Lines of data

+++++

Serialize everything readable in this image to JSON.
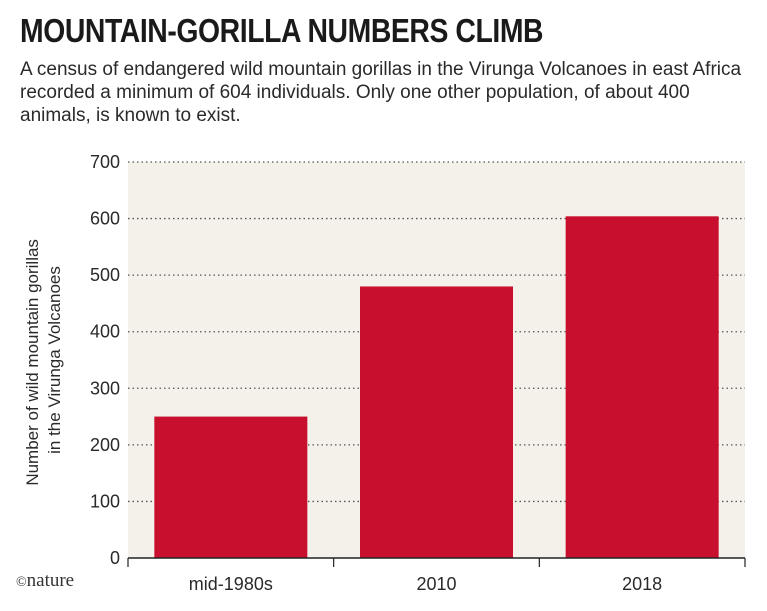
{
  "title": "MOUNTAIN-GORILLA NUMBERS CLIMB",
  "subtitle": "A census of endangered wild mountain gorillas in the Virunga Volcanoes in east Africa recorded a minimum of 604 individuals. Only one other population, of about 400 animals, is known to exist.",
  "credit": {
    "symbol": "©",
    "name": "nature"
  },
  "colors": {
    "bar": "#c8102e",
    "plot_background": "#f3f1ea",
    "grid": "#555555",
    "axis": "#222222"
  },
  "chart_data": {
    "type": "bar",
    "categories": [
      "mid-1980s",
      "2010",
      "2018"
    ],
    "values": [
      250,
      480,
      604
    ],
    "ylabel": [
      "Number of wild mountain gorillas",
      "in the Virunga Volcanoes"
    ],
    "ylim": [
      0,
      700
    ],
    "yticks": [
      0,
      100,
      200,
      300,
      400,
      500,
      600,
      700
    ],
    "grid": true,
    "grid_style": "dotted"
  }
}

+++++

▶ **SET PROBLEM**
Output every entry verbatim. Pictures do not belong in the copy.

▶ **RESULT OF THIS TASK**
Serialize everything readable in this image to JSON.
{
  "title": "MOUNTAIN-GORILLA NUMBERS CLIMB",
  "subtitle": "A census of endangered wild mountain gorillas in the Virunga Volcanoes in east Africa recorded a minimum of 604 individuals. Only one other population, of about 400 animals, is known to exist.",
  "credit": {
    "symbol": "©",
    "name": "nature"
  },
  "colors": {
    "bar": "#c8102e",
    "plot_background": "#f3f1ea",
    "grid": "#555555",
    "axis": "#222222"
  },
  "chart_data": {
    "type": "bar",
    "categories": [
      "mid-1980s",
      "2010",
      "2018"
    ],
    "values": [
      250,
      480,
      604
    ],
    "ylabel": [
      "Number of wild mountain gorillas",
      "in the Virunga Volcanoes"
    ],
    "ylim": [
      0,
      700
    ],
    "yticks": [
      0,
      100,
      200,
      300,
      400,
      500,
      600,
      700
    ],
    "grid": true,
    "grid_style": "dotted"
  }
}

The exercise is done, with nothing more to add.